*INSTRUÇÕES DA TAREFA*. Segundo o texto de origem sobre o Keystore, quais são as três tags usadas para especificar o intervalo de validade da chave?

*TEXTO DE ORIGEM*.
==*==

Quando o dispositivo é desbloqueado para o usuário, o Keystore recupera as superchaves UnlockedDeviceRequired do usuário, se possível. Para desbloqueio equivalente a PIN, padrão ou senha, ele descriptografa a cópia dessas chaves armazenada no banco de dados. Caso contrário, ele verifica se salvou uma cópia dessas chaves criptografadas com uma chave vinculada a biometria e, se sim, tenta descriptografá-la. Isso só vai funcionar se o usuário tiver feito a autenticação com um biometria de classe 3 nos últimos 15 segundos, aplicada pelo KeyMint (não pelo Keystore).
Vinculação de cliente
A vinculação do cliente, a associação de uma chave a um app de cliente
específico, é feita por um ID do cliente opcional e alguns dados do cliente
opcionais (Tag::APPLICATION_ID
e Tag::APPLICATION_DATA
,
respectivamente). O Keystore trata esses valores como blobs opacos, garantindo apenas que
os mesmos blobs apresentados durante a geração/importação de chaves sejam apresentados para cada
uso e sejam idênticos byte a byte. Os dados de vinculação do cliente não são retornados pelo
KeyMint. O autor da chamada precisa saber disso para usar a chave.
Esse recurso não é exposto a apps.
Vencimento
O keystore oferece suporte à restrição do uso de chaves por data. O início de validade e
a expiração da chave podem ser associados a uma chave, e o keystore se recusa a
realizar operações de chave se a data/hora atual estiver fora do intervalo
válido. O intervalo de validade da chave é especificado com as tags
Tag::ACTIVE_DATETIME
,
Tag::ORIGINATION_EXPIRE_DATETIME
e
Tag::USAGE_EXPIRE_DATETIME
. A distinção entre
"origem" e "uso" é baseada em se a chave está sendo usada para
"originar" um novo texto criptografado/assinatura/etc. ou para "usar" um texto
criptografado/assinatura/etc. existente. Observe que essa distinção não é exposta aos
apps.

==*==

*MATERIAL FORNECIDO*.
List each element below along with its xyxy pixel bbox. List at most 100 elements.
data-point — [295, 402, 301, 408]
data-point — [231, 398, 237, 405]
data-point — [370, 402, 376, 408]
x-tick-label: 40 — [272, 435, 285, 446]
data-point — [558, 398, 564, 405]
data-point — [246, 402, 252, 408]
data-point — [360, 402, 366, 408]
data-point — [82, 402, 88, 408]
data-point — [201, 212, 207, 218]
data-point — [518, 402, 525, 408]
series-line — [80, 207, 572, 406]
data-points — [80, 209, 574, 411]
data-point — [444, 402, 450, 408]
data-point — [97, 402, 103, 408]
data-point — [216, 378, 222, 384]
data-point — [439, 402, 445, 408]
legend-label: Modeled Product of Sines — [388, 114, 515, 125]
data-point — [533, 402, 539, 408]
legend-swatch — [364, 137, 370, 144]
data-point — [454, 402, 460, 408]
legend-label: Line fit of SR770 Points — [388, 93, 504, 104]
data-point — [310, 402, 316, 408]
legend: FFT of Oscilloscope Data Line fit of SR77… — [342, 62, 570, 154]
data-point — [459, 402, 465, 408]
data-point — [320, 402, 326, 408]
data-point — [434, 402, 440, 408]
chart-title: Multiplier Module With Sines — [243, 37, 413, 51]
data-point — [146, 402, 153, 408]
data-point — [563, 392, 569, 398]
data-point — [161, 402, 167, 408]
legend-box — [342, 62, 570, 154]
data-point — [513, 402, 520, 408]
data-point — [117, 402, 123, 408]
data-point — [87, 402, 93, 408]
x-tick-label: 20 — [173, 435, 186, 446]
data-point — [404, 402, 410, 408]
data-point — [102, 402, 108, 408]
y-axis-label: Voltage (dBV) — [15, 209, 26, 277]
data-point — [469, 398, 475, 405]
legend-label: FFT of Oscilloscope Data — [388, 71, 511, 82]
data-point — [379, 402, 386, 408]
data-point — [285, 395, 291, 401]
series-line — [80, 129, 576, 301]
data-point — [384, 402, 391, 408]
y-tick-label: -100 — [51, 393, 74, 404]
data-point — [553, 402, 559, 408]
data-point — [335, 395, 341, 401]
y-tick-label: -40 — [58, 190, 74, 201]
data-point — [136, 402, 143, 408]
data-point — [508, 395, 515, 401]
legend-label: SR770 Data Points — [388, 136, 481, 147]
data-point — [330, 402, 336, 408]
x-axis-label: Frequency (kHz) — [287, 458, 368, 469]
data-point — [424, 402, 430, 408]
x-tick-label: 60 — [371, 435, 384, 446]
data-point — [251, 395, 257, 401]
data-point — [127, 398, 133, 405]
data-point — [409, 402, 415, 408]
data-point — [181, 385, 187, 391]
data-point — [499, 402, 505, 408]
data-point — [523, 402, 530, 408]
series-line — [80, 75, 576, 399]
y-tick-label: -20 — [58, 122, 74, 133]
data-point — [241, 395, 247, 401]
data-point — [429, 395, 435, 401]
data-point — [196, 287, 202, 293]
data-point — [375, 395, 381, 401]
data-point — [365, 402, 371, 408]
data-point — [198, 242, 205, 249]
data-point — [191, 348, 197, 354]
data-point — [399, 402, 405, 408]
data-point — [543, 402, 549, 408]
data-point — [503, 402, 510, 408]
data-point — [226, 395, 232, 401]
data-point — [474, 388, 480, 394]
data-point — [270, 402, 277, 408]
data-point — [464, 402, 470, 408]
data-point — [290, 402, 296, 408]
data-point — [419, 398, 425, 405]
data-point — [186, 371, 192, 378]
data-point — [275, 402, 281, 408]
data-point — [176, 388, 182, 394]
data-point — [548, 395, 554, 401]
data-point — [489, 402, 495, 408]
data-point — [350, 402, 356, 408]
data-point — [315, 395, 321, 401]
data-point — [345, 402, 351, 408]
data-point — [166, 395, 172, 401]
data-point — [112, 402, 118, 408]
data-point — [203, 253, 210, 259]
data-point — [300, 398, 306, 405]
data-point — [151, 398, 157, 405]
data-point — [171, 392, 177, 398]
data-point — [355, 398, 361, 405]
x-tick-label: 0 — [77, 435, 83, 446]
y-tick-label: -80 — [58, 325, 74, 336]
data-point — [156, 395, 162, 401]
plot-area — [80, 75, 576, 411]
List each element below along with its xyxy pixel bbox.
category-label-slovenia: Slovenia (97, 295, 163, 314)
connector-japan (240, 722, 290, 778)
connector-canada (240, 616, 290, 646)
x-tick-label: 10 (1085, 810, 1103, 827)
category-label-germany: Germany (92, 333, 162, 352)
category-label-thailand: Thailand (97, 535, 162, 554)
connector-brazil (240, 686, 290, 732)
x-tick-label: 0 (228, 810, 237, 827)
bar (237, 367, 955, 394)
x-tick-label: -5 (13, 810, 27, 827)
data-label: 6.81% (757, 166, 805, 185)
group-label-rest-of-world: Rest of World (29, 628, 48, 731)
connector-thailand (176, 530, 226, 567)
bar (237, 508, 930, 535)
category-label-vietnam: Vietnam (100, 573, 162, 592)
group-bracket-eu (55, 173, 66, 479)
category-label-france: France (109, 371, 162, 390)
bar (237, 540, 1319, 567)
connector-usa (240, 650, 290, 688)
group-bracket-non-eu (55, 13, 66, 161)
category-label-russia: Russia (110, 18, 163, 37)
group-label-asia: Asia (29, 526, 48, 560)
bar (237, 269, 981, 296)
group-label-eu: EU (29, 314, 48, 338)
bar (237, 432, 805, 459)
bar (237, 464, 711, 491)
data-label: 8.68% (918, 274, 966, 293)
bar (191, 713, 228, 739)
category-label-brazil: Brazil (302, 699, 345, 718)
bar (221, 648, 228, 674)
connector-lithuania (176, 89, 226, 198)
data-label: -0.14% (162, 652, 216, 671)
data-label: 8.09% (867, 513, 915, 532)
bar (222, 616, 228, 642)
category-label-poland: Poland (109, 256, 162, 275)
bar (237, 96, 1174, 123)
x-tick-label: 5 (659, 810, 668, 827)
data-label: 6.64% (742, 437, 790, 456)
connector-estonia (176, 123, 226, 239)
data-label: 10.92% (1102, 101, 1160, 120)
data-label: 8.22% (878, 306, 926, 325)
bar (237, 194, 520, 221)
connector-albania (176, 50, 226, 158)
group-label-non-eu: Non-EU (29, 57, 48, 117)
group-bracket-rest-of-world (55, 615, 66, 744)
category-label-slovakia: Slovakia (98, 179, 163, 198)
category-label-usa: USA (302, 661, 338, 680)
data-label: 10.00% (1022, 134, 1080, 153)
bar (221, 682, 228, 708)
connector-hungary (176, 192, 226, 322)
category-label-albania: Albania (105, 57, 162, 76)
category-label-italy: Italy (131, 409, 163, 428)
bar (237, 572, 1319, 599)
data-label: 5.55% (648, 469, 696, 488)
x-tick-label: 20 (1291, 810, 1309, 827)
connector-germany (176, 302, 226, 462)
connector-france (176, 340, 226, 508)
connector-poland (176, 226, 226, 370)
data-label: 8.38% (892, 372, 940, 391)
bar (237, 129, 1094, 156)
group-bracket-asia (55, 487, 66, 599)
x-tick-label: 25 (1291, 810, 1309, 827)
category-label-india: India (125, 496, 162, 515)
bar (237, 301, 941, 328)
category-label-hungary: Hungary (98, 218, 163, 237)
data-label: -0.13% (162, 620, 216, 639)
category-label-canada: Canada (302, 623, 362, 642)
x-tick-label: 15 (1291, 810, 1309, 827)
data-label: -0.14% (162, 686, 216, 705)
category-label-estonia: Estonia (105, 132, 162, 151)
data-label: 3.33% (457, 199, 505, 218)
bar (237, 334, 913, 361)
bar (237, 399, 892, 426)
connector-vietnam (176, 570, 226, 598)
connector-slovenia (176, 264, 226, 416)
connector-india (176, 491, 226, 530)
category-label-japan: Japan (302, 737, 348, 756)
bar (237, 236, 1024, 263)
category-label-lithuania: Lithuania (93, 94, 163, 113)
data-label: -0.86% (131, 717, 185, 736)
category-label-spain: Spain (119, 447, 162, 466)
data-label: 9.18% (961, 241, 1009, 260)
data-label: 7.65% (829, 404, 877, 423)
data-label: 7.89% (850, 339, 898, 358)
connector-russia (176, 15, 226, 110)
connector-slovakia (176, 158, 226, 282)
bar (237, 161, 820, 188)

==*==

*RESPOSTA DA TAREFA*. Tag::ACTIVE_DATETIME, Tag::ORIGINATION_EXPIRE_DATETIME e Tag::USAGE_EXPIRE_DATETIME.